Material for this exercise
········

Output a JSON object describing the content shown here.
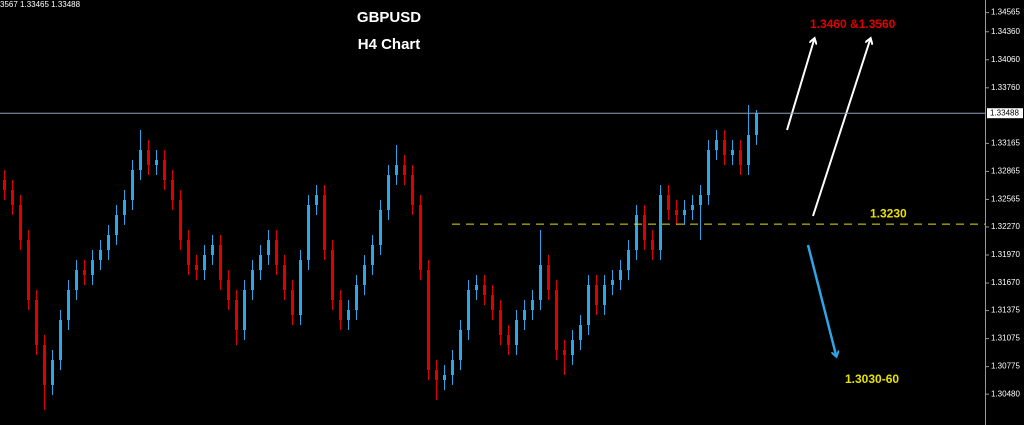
{
  "chart_data": {
    "type": "candlestick",
    "info": "3567 1.33465 1.33488",
    "title": "GBPUSD",
    "subtitle": "H4 Chart",
    "up_color": "#2fa4e7",
    "down_color": "#e00000",
    "ylim": [
      1.3015,
      1.347
    ],
    "yticks": [
      {
        "value": 1.34565,
        "label": "1.34565"
      },
      {
        "value": 1.3436,
        "label": "1.34360"
      },
      {
        "value": 1.3406,
        "label": "1.34060"
      },
      {
        "value": 1.3376,
        "label": "1.33760"
      },
      {
        "value": 1.33165,
        "label": "1.33165"
      },
      {
        "value": 1.32865,
        "label": "1.32865"
      },
      {
        "value": 1.32565,
        "label": "1.32565"
      },
      {
        "value": 1.3227,
        "label": "1.32270"
      },
      {
        "value": 1.3197,
        "label": "1.31970"
      },
      {
        "value": 1.3167,
        "label": "1.31670"
      },
      {
        "value": 1.31375,
        "label": "1.31375"
      },
      {
        "value": 1.31075,
        "label": "1.31075"
      },
      {
        "value": 1.30775,
        "label": "1.30775"
      },
      {
        "value": 1.3048,
        "label": "1.30480"
      }
    ],
    "price_line": {
      "value": 1.33488,
      "label": "1.33488",
      "color": "#8fa0b8"
    },
    "level_line": {
      "value": 1.323,
      "label": "1.3230",
      "color": "#e8e000"
    },
    "annotations": [
      "1.3460 &1.3560",
      "1.3030-60"
    ],
    "open": [
      1.32773,
      1.32666,
      1.32505,
      1.3213,
      1.31488,
      1.31006,
      1.30578,
      1.30846,
      1.31274,
      1.31595,
      1.31809,
      1.31756,
      1.31916,
      1.32023,
      1.32184,
      1.32398,
      1.32559,
      1.3288,
      1.33094,
      1.32933,
      1.32987,
      1.32773,
      1.32559,
      1.3213,
      1.31863,
      1.31809,
      1.3197,
      1.32077,
      1.31702,
      1.31488,
      1.31167,
      1.31595,
      1.31809,
      1.3197,
      1.3213,
      1.31863,
      1.31595,
      1.31327,
      1.31916,
      1.32505,
      1.32612,
      1.32023,
      1.31488,
      1.31274,
      1.31381,
      1.31649,
      1.31863,
      1.32077,
      1.32452,
      1.32826,
      1.32933,
      1.32826,
      1.32505,
      1.31809,
      1.30738,
      1.30631,
      1.30685,
      1.30846,
      1.31167,
      1.31595,
      1.31649,
      1.31541,
      1.31381,
      1.31113,
      1.31006,
      1.31274,
      1.31381,
      1.31488,
      1.31863,
      1.31595,
      1.30953,
      1.30899,
      1.3106,
      1.3122,
      1.31649,
      1.31434,
      1.31649,
      1.31702,
      1.31809,
      1.32023,
      1.32398,
      1.3213,
      1.32023,
      1.32612,
      1.32452,
      1.32398,
      1.32452,
      1.32505,
      1.32612,
      1.33094,
      1.33201,
      1.3304,
      1.33094,
      1.32933,
      1.33255
    ],
    "high": [
      1.3288,
      1.32773,
      1.32612,
      1.32237,
      1.31595,
      1.31113,
      1.30953,
      1.31381,
      1.31702,
      1.31916,
      1.31916,
      1.32023,
      1.3213,
      1.32291,
      1.32505,
      1.32666,
      1.32987,
      1.33308,
      1.33201,
      1.33094,
      1.33094,
      1.3288,
      1.32666,
      1.32237,
      1.3197,
      1.32077,
      1.32184,
      1.32184,
      1.31809,
      1.31595,
      1.31702,
      1.31916,
      1.32077,
      1.32237,
      1.32237,
      1.3197,
      1.31702,
      1.32023,
      1.32612,
      1.32719,
      1.32719,
      1.3213,
      1.31595,
      1.31488,
      1.31756,
      1.3197,
      1.32184,
      1.32559,
      1.32933,
      1.33147,
      1.3304,
      1.32933,
      1.32612,
      1.31916,
      1.30846,
      1.30792,
      1.30953,
      1.31274,
      1.31702,
      1.31756,
      1.31756,
      1.31649,
      1.31488,
      1.3122,
      1.31381,
      1.31488,
      1.31595,
      1.32237,
      1.3197,
      1.31702,
      1.3106,
      1.31167,
      1.31327,
      1.31756,
      1.31756,
      1.31756,
      1.31809,
      1.31916,
      1.3213,
      1.32505,
      1.32505,
      1.32237,
      1.32719,
      1.32719,
      1.32559,
      1.32559,
      1.32612,
      1.32719,
      1.33201,
      1.33308,
      1.33308,
      1.33201,
      1.33201,
      1.33576,
      1.33522
    ],
    "low": [
      1.32559,
      1.32398,
      1.32023,
      1.31381,
      1.30899,
      1.3031,
      1.30471,
      1.30738,
      1.31167,
      1.31488,
      1.31649,
      1.31649,
      1.31809,
      1.31916,
      1.32077,
      1.32291,
      1.32452,
      1.32773,
      1.32826,
      1.32826,
      1.32666,
      1.32452,
      1.32023,
      1.31756,
      1.31702,
      1.31702,
      1.31863,
      1.31595,
      1.31381,
      1.31006,
      1.3106,
      1.31488,
      1.31702,
      1.31863,
      1.31756,
      1.31488,
      1.3122,
      1.3122,
      1.31809,
      1.32398,
      1.31916,
      1.31381,
      1.31167,
      1.31167,
      1.31274,
      1.31541,
      1.31756,
      1.3197,
      1.32345,
      1.32719,
      1.32719,
      1.32398,
      1.31702,
      1.30631,
      1.30417,
      1.30524,
      1.30578,
      1.30738,
      1.3106,
      1.31488,
      1.31434,
      1.31274,
      1.31006,
      1.30899,
      1.30899,
      1.31167,
      1.31274,
      1.31381,
      1.31488,
      1.30846,
      1.30685,
      1.30792,
      1.30953,
      1.31113,
      1.31327,
      1.31327,
      1.31541,
      1.31595,
      1.31702,
      1.31916,
      1.32023,
      1.31916,
      1.31916,
      1.32345,
      1.32291,
      1.32291,
      1.32345,
      1.3213,
      1.32505,
      1.32987,
      1.32933,
      1.32933,
      1.32826,
      1.32826,
      1.33147
    ],
    "close": [
      1.32666,
      1.32505,
      1.3213,
      1.31488,
      1.31006,
      1.30578,
      1.30846,
      1.31274,
      1.31595,
      1.31809,
      1.31756,
      1.31916,
      1.32023,
      1.32184,
      1.32398,
      1.32559,
      1.3288,
      1.33094,
      1.32933,
      1.32987,
      1.32773,
      1.32559,
      1.3213,
      1.31863,
      1.31809,
      1.3197,
      1.32077,
      1.31702,
      1.31488,
      1.31167,
      1.31595,
      1.31809,
      1.3197,
      1.3213,
      1.31863,
      1.31595,
      1.31327,
      1.31916,
      1.32505,
      1.32612,
      1.32023,
      1.31488,
      1.31274,
      1.31381,
      1.31649,
      1.31863,
      1.32077,
      1.32452,
      1.32826,
      1.32933,
      1.32826,
      1.32505,
      1.31809,
      1.30738,
      1.30631,
      1.30685,
      1.30846,
      1.31167,
      1.31595,
      1.31649,
      1.31541,
      1.31381,
      1.31113,
      1.31006,
      1.31274,
      1.31381,
      1.31488,
      1.31863,
      1.31595,
      1.30953,
      1.30899,
      1.3106,
      1.3122,
      1.31649,
      1.31434,
      1.31649,
      1.31702,
      1.31809,
      1.32023,
      1.32398,
      1.3213,
      1.32023,
      1.32612,
      1.32452,
      1.32398,
      1.32452,
      1.32505,
      1.32612,
      1.33094,
      1.33201,
      1.3304,
      1.33094,
      1.32933,
      1.33255,
      1.33488
    ]
  }
}
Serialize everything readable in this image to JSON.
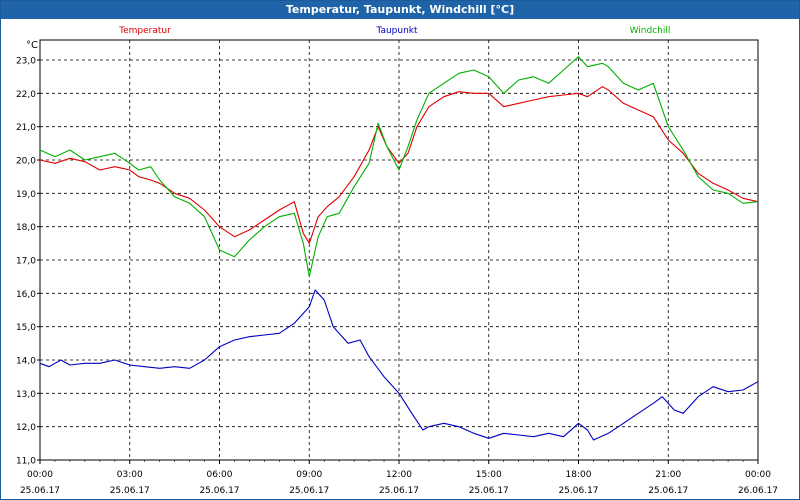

········

Exercise
Each record above must be returned exactly as written, with its pictures omitted.

Answer to this task
Output a JSON object describing the content shown here.
{
  "chart_data": {
    "type": "candlestick",
    "info": "3567 1.33465 1.33488",
    "title": "GBPUSD",
    "subtitle": "H4 Chart",
    "up_color": "#2fa4e7",
    "down_color": "#e00000",
    "ylim": [
      1.3015,
      1.347
    ],
    "yticks": [
      {
        "value": 1.34565,
        "label": "1.34565"
      },
      {
        "value": 1.3436,
        "label": "1.34360"
      },
      {
        "value": 1.3406,
        "label": "1.34060"
      },
      {
        "value": 1.3376,
        "label": "1.33760"
      },
      {
        "value": 1.33165,
        "label": "1.33165"
      },
      {
        "value": 1.32865,
        "label": "1.32865"
      },
      {
        "value": 1.32565,
        "label": "1.32565"
      },
      {
        "value": 1.3227,
        "label": "1.32270"
      },
      {
        "value": 1.3197,
        "label": "1.31970"
      },
      {
        "value": 1.3167,
        "label": "1.31670"
      },
      {
        "value": 1.31375,
        "label": "1.31375"
      },
      {
        "value": 1.31075,
        "label": "1.31075"
      },
      {
        "value": 1.30775,
        "label": "1.30775"
      },
      {
        "value": 1.3048,
        "label": "1.30480"
      }
    ],
    "price_line": {
      "value": 1.33488,
      "label": "1.33488",
      "color": "#8fa0b8"
    },
    "level_line": {
      "value": 1.323,
      "label": "1.3230",
      "color": "#e8e000"
    },
    "annotations": [
      "1.3460 &1.3560",
      "1.3030-60"
    ],
    "open": [
      1.32773,
      1.32666,
      1.32505,
      1.3213,
      1.31488,
      1.31006,
      1.30578,
      1.30846,
      1.31274,
      1.31595,
      1.31809,
      1.31756,
      1.31916,
      1.32023,
      1.32184,
      1.32398,
      1.32559,
      1.3288,
      1.33094,
      1.32933,
      1.32987,
      1.32773,
      1.32559,
      1.3213,
      1.31863,
      1.31809,
      1.3197,
      1.32077,
      1.31702,
      1.31488,
      1.31167,
      1.31595,
      1.31809,
      1.3197,
      1.3213,
      1.31863,
      1.31595,
      1.31327,
      1.31916,
      1.32505,
      1.32612,
      1.32023,
      1.31488,
      1.31274,
      1.31381,
      1.31649,
      1.31863,
      1.32077,
      1.32452,
      1.32826,
      1.32933,
      1.32826,
      1.32505,
      1.31809,
      1.30738,
      1.30631,
      1.30685,
      1.30846,
      1.31167,
      1.31595,
      1.31649,
      1.31541,
      1.31381,
      1.31113,
      1.31006,
      1.31274,
      1.31381,
      1.31488,
      1.31863,
      1.31595,
      1.30953,
      1.30899,
      1.3106,
      1.3122,
      1.31649,
      1.31434,
      1.31649,
      1.31702,
      1.31809,
      1.32023,
      1.32398,
      1.3213,
      1.32023,
      1.32612,
      1.32452,
      1.32398,
      1.32452,
      1.32505,
      1.32612,
      1.33094,
      1.33201,
      1.3304,
      1.33094,
      1.32933,
      1.33255
    ],
    "high": [
      1.3288,
      1.32773,
      1.32612,
      1.32237,
      1.31595,
      1.31113,
      1.30953,
      1.31381,
      1.31702,
      1.31916,
      1.31916,
      1.32023,
      1.3213,
      1.32291,
      1.32505,
      1.32666,
      1.32987,
      1.33308,
      1.33201,
      1.33094,
      1.33094,
      1.3288,
      1.32666,
      1.32237,
      1.3197,
      1.32077,
      1.32184,
      1.32184,
      1.31809,
      1.31595,
      1.31702,
      1.31916,
      1.32077,
      1.32237,
      1.32237,
      1.3197,
      1.31702,
      1.32023,
      1.32612,
      1.32719,
      1.32719,
      1.3213,
      1.31595,
      1.31488,
      1.31756,
      1.3197,
      1.32184,
      1.32559,
      1.32933,
      1.33147,
      1.3304,
      1.32933,
      1.32612,
      1.31916,
      1.30846,
      1.30792,
      1.30953,
      1.31274,
      1.31702,
      1.31756,
      1.31756,
      1.31649,
      1.31488,
      1.3122,
      1.31381,
      1.31488,
      1.31595,
      1.32237,
      1.3197,
      1.31702,
      1.3106,
      1.31167,
      1.31327,
      1.31756,
      1.31756,
      1.31756,
      1.31809,
      1.31916,
      1.3213,
      1.32505,
      1.32505,
      1.32237,
      1.32719,
      1.32719,
      1.32559,
      1.32559,
      1.32612,
      1.32719,
      1.33201,
      1.33308,
      1.33308,
      1.33201,
      1.33201,
      1.33576,
      1.33522
    ],
    "low": [
      1.32559,
      1.32398,
      1.32023,
      1.31381,
      1.30899,
      1.3031,
      1.30471,
      1.30738,
      1.31167,
      1.31488,
      1.31649,
      1.31649,
      1.31809,
      1.31916,
      1.32077,
      1.32291,
      1.32452,
      1.32773,
      1.32826,
      1.32826,
      1.32666,
      1.32452,
      1.32023,
      1.31756,
      1.31702,
      1.31702,
      1.31863,
      1.31595,
      1.31381,
      1.31006,
      1.3106,
      1.31488,
      1.31702,
      1.31863,
      1.31756,
      1.31488,
      1.3122,
      1.3122,
      1.31809,
      1.32398,
      1.31916,
      1.31381,
      1.31167,
      1.31167,
      1.31274,
      1.31541,
      1.31756,
      1.3197,
      1.32345,
      1.32719,
      1.32719,
      1.32398,
      1.31702,
      1.30631,
      1.30417,
      1.30524,
      1.30578,
      1.30738,
      1.3106,
      1.31488,
      1.31434,
      1.31274,
      1.31006,
      1.30899,
      1.30899,
      1.31167,
      1.31274,
      1.31381,
      1.31488,
      1.30846,
      1.30685,
      1.30792,
      1.30953,
      1.31113,
      1.31327,
      1.31327,
      1.31541,
      1.31595,
      1.31702,
      1.31916,
      1.32023,
      1.31916,
      1.31916,
      1.32345,
      1.32291,
      1.32291,
      1.32345,
      1.3213,
      1.32505,
      1.32987,
      1.32933,
      1.32933,
      1.32826,
      1.32826,
      1.33147
    ],
    "close": [
      1.32666,
      1.32505,
      1.3213,
      1.31488,
      1.31006,
      1.30578,
      1.30846,
      1.31274,
      1.31595,
      1.31809,
      1.31756,
      1.31916,
      1.32023,
      1.32184,
      1.32398,
      1.32559,
      1.3288,
      1.33094,
      1.32933,
      1.32987,
      1.32773,
      1.32559,
      1.3213,
      1.31863,
      1.31809,
      1.3197,
      1.32077,
      1.31702,
      1.31488,
      1.31167,
      1.31595,
      1.31809,
      1.3197,
      1.3213,
      1.31863,
      1.31595,
      1.31327,
      1.31916,
      1.32505,
      1.32612,
      1.32023,
      1.31488,
      1.31274,
      1.31381,
      1.31649,
      1.31863,
      1.32077,
      1.32452,
      1.32826,
      1.32933,
      1.32826,
      1.32505,
      1.31809,
      1.30738,
      1.30631,
      1.30685,
      1.30846,
      1.31167,
      1.31595,
      1.31649,
      1.31541,
      1.31381,
      1.31113,
      1.31006,
      1.31274,
      1.31381,
      1.31488,
      1.31863,
      1.31595,
      1.30953,
      1.30899,
      1.3106,
      1.3122,
      1.31649,
      1.31434,
      1.31649,
      1.31702,
      1.31809,
      1.32023,
      1.32398,
      1.3213,
      1.32023,
      1.32612,
      1.32452,
      1.32398,
      1.32452,
      1.32505,
      1.32612,
      1.33094,
      1.33201,
      1.3304,
      1.33094,
      1.32933,
      1.33255,
      1.33488
    ]
  }
}
Serialize everything readable in this image to JSON.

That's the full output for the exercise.